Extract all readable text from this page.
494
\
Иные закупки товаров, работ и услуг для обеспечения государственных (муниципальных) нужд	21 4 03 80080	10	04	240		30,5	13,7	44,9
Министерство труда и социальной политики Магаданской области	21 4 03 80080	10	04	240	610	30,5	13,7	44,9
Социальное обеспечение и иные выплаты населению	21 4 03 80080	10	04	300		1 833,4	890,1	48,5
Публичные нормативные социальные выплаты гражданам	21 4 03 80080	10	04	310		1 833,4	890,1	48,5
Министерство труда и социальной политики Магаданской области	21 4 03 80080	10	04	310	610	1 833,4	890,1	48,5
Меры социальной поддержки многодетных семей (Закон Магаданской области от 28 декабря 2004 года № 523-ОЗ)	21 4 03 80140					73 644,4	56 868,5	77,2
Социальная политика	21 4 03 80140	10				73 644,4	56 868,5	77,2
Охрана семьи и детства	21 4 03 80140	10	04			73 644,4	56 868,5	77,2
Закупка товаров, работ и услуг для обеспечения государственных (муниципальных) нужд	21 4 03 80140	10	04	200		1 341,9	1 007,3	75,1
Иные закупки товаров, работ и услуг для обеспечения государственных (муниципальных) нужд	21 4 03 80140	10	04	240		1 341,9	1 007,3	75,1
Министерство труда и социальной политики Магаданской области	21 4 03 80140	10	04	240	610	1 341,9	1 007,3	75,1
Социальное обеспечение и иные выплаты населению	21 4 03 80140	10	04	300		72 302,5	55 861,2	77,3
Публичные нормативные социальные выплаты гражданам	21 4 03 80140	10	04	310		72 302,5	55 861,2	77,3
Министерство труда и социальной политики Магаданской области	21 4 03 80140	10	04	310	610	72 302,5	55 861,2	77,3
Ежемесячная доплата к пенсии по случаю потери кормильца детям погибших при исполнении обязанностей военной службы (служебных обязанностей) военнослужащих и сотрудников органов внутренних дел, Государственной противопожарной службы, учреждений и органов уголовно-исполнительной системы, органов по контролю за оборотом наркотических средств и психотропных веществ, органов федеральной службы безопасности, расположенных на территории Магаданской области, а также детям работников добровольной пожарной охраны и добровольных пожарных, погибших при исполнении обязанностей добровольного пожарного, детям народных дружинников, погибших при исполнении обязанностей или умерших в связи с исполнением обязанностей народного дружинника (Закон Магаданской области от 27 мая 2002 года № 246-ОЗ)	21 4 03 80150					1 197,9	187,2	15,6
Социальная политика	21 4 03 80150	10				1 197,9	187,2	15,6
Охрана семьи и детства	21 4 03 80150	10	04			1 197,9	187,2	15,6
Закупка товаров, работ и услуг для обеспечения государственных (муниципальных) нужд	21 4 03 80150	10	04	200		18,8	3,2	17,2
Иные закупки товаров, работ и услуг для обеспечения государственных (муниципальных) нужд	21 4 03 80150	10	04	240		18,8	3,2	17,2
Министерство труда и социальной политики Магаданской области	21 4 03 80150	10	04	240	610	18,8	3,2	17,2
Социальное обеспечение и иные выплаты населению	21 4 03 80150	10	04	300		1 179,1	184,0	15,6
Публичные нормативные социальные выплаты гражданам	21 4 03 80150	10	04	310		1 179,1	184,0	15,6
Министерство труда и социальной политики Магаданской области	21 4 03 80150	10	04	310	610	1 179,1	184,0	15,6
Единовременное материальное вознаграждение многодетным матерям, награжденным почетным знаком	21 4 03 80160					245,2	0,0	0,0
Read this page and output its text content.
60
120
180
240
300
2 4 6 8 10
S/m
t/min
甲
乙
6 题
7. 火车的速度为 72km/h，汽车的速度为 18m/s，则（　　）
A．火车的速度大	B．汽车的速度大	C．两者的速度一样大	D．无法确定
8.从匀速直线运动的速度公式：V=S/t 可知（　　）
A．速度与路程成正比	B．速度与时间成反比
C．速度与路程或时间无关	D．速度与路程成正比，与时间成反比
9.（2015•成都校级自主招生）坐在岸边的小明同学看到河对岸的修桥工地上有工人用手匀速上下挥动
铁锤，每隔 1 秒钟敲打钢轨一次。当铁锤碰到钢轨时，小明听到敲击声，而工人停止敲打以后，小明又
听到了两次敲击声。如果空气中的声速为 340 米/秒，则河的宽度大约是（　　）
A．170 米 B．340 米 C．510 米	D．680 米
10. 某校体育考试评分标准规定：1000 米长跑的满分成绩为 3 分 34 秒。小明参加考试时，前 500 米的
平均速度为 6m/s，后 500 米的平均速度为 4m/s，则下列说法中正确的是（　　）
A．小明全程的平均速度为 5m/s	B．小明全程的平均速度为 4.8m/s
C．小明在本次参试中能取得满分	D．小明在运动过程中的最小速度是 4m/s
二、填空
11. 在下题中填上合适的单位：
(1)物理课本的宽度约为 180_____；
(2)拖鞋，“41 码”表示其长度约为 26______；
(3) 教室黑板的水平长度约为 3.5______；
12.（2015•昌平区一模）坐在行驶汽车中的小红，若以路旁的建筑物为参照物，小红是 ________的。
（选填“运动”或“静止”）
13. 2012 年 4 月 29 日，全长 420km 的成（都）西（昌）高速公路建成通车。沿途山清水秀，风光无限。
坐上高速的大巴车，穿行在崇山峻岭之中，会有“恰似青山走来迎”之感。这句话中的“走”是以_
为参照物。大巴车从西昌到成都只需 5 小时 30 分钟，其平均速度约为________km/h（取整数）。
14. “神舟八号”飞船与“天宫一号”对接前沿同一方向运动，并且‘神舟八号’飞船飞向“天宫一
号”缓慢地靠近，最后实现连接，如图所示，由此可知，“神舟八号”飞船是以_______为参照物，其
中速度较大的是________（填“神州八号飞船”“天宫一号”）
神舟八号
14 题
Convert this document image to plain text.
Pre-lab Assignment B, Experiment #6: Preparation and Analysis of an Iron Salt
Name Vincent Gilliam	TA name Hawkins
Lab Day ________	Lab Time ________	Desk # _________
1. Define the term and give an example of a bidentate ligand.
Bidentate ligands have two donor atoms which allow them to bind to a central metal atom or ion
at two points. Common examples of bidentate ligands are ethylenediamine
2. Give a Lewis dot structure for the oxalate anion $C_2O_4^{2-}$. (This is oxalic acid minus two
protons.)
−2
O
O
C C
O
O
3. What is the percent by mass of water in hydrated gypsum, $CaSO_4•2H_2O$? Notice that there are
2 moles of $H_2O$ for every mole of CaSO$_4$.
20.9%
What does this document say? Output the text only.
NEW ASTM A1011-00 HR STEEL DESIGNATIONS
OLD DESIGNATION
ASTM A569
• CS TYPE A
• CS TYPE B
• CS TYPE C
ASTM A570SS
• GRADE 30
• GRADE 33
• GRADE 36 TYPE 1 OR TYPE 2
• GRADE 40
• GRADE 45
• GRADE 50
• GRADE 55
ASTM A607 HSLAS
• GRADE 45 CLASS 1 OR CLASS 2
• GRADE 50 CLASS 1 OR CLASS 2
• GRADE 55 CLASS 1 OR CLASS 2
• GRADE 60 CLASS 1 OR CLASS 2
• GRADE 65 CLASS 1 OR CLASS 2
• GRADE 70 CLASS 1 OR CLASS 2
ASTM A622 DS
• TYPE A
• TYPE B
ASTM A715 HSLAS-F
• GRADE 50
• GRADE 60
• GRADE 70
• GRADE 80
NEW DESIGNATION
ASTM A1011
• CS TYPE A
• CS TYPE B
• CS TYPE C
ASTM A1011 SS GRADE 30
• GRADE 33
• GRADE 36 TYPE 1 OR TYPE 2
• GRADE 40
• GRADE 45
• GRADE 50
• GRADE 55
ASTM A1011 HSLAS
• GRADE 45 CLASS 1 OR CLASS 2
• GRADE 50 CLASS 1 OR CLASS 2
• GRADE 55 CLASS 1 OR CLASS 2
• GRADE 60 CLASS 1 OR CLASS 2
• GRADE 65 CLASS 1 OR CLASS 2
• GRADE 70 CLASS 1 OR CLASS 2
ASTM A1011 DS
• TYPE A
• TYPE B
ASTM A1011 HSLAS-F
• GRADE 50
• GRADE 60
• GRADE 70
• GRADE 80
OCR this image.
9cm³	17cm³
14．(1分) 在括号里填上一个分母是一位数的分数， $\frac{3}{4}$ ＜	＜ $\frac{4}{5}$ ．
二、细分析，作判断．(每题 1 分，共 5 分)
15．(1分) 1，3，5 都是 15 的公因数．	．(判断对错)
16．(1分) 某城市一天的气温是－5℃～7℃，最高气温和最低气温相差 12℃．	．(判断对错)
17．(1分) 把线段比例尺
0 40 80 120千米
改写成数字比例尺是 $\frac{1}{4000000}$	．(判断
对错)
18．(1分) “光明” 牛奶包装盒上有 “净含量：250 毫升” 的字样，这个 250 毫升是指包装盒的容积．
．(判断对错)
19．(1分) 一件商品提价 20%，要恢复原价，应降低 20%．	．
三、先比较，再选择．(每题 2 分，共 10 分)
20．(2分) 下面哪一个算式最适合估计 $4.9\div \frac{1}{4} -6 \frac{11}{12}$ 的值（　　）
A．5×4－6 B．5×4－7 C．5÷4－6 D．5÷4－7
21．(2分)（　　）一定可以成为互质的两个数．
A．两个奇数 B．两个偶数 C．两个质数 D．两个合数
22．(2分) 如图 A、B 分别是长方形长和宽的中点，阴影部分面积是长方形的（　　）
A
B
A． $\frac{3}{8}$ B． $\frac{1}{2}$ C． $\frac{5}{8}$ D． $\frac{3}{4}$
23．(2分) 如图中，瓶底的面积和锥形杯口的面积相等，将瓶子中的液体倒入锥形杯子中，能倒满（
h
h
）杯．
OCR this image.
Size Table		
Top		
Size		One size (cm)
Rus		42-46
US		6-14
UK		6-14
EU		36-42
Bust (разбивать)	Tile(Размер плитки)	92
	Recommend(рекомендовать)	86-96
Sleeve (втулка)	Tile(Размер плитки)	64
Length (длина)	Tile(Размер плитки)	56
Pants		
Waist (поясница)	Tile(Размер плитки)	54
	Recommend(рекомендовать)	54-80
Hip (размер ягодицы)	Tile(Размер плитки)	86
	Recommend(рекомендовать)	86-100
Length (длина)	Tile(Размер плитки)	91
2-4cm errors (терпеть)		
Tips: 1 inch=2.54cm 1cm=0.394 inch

------------

GIVEN TASK: Scan the material above. Extract every line in which the word "обеспечение" occurs.

SOLVED EXERCISE:
Социальное обеспечение и иные выплаты населению	21 4 03 80080	10	04	300		1 833,4	890,1	48,5
Социальное обеспечение и иные выплаты населению	21 4 03 80140	10	04	300		72 302,5	55 861,2	77,3
Социальное обеспечение и иные выплаты населению	21 4 03 80150	10	04	300		1 179,1	184,0	15,6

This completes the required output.